Митрополит Антоний говорил и о том, что в проповеди мы повторяемся: читается в церкви всё время одно и то же, и проповедник, особенно в своём приходе, как правило, повторяет каждый год то же самое. Владыка считал, что не надо этого стесняться, что это совсем не страшно, и приводил убедительный пример. Он рассказывал про англиканского епископа Уильяма Темпла, который четыре воскресения подряд по бумажке читал в церкви одну и ту же проповедь. Наконец к нему подошел прихожанин и сказал: «Как же так?! Вы нам четыре воскресения подряд читали одно и то же?!» Епископ спросил: «Но вы что-нибудь из этого пробовали исполнить?» И когда в ответ услышал: «Как-то я про это не подумал», – сказал: «Ну, тогда я и в пятый раз прочитаю».
Владыка призывал молиться о священнике, который перед нами проповедует. Конечно, не всякая проповедь дотягивает до уровня богослужения, но мы, наверное, можем и из неё какие-то зёрна истины извлечь. Интересно было бы узнать, как Владыка поправлял своих священников, если их проповеди ему казались неуместными, ведь наверняка такое бывало. В записях его выступлений я нашёл довольно резкие высказывания о действиях некоторых священников: «А вот такое никогда не смей говорить… не смей с высоты своего священства говорить такие-то слова». К сожалению, во время богослужения, бывает, выходит священник и произносит что-то, что кажется абсолютно вредным и противоречащим христианству, например, что-то ксенофобское. У меня был такой опыт. Священник говорил ксенофобскую проповедь (она была невероятно длинная и прямо перед причастием), находиться в храме в тот момент было совершенно невозможно, и я вышел и всю проповедь гулял по двору, разглядывая цветочки, а потом вошёл и причастился. Позже, когда я стал диаконом, мне пришлось участвовать с этим священником в богослужении, и он снова вышел проповедовать, но я уже не мог уйти и разглядывать цветочки. Как тогда надо было поступить, я не знаю.

---

• Задание 1:
Сколько воскресений подряд англиканский епископ Уильям Темпл, согласно тексту о проповеди, читал в церкви одну и ту же проповедь?
• Задание 2:
Допишите продолжение текста о проповеди, начиная сразу после его последнего предложения.
Следующие строки взяты из другого источника.

(Записи из набора данных)

---

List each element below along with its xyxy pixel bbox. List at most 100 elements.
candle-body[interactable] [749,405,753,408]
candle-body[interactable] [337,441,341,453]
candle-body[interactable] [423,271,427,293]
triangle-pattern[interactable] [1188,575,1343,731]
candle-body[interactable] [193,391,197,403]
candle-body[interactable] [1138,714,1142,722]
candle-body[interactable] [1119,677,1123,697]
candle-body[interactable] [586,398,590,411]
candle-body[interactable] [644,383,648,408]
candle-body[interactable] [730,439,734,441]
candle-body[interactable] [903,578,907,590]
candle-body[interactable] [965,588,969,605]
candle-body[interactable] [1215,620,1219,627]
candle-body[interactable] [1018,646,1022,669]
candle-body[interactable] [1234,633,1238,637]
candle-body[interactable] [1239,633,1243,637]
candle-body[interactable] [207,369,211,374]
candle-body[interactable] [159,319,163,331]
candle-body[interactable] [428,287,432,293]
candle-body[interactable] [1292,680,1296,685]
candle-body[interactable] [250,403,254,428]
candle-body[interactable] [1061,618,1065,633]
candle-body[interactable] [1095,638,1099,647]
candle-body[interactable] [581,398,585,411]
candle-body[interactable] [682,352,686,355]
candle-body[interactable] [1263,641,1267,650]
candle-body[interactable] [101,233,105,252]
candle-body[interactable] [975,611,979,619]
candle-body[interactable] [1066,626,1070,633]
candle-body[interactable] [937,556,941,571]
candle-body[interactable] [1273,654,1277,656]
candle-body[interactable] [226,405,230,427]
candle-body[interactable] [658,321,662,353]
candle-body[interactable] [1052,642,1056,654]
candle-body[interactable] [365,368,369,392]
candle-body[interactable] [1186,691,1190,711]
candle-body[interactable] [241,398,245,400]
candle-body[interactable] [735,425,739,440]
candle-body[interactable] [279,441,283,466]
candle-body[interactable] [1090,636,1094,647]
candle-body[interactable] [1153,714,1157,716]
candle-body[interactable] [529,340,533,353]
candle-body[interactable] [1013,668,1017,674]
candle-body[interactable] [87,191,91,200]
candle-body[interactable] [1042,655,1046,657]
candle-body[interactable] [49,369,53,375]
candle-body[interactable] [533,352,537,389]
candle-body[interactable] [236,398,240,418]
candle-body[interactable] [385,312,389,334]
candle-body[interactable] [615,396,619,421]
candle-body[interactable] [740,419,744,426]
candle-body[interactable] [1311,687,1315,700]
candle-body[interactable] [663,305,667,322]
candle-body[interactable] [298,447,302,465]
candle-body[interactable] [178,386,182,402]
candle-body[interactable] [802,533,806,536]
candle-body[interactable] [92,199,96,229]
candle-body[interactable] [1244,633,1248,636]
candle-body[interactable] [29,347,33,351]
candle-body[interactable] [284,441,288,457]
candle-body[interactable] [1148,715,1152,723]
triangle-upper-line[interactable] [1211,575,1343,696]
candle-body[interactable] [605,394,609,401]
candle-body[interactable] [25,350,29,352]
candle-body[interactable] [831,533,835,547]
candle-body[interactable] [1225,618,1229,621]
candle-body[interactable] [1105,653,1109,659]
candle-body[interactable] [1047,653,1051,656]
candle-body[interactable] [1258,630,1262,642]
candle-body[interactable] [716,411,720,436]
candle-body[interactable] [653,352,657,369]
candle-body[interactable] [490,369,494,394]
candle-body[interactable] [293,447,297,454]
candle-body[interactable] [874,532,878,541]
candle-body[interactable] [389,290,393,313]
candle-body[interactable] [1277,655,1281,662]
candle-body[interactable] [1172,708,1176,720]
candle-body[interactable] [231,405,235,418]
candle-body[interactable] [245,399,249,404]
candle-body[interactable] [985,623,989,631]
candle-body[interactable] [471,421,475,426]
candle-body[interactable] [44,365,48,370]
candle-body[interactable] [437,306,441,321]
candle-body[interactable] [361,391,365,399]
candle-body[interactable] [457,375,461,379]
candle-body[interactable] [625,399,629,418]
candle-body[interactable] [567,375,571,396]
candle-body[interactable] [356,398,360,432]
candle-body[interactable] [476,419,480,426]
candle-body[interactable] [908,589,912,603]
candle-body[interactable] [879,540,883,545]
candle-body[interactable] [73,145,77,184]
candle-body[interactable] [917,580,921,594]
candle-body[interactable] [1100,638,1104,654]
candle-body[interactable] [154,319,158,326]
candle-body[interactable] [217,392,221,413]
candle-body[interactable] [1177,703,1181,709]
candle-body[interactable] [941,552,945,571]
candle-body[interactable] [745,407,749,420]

---

• Ваш ответ 1:
Четыре воскресения подряд.

• Ваш ответ 2:
На проповедях Владыки выросло много молодых священнослужителей. Мы все хотим от него научиться. Но, с другой стороны, нельзя же всё время пересказывать одни и те же истории! У всех у нас они есть, мы их любим, но для Владыки это были живые истории из его опыта. А мы их просто пересказываем. Может быть, со временем у нас тоже появятся свои истории, а может быть, и нет. В Евангелии Христос проповедует притчами, но Его ученики почти не рассказывали притч, это осталось уникальным свойством проповеди Христа.
В завершение мне хотелось бы напомнить одно высказывание владыки Антония, по своему замечательное и очень характерное для его образа мысли. В одной из бесед, говоря о том, что проповедовать можно не только в богослужении, но и в разговоре, он заметил, что все эти случаи являются проповедью в той мере, в какой ты передаёшь словом из глубины собственного опыта и на основании того, что ты узнал из Евангелия, правду и истину Божью.